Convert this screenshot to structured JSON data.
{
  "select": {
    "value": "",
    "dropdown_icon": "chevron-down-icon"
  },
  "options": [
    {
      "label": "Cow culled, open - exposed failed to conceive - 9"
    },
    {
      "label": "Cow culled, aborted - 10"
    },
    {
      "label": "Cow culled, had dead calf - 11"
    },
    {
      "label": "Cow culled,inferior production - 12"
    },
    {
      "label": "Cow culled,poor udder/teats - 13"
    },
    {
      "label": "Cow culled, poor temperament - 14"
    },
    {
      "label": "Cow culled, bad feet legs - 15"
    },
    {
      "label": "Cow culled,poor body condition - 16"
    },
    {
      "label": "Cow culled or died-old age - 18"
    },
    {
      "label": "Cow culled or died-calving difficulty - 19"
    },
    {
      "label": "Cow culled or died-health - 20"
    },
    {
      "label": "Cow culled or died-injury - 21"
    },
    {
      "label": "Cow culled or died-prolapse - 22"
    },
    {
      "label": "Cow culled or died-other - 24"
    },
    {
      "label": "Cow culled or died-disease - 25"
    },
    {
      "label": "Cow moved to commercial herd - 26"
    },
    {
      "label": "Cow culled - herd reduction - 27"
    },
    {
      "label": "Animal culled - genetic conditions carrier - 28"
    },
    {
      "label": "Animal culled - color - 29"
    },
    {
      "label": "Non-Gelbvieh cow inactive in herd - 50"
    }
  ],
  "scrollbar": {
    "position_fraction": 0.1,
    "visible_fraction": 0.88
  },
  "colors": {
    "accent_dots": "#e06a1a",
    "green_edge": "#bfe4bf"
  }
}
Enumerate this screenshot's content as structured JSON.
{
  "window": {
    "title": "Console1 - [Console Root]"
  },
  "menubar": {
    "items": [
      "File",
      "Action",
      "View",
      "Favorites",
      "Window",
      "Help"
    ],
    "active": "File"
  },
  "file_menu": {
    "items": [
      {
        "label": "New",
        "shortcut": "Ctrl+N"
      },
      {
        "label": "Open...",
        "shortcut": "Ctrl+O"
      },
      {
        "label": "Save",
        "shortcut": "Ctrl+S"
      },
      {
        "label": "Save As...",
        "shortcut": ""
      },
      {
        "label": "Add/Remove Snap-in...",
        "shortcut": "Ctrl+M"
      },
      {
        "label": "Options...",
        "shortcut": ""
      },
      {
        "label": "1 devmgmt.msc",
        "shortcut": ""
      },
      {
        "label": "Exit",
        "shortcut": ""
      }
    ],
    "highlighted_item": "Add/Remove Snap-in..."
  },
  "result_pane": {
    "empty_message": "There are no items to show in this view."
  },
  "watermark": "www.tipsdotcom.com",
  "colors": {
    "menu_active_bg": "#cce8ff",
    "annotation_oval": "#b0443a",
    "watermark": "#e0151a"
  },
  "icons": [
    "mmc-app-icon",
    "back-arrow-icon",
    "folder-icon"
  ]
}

> [WHAT TO WORK ON]:
Lines that include the word "herd" are to be extracted from the data above.

> [COMPLETE RESPONSE]:
      "label": "Cow moved to commercial herd - 26"
      "label": "Cow culled - herd reduction - 27"
      "label": "Non-Gelbvieh cow inactive in herd - 50"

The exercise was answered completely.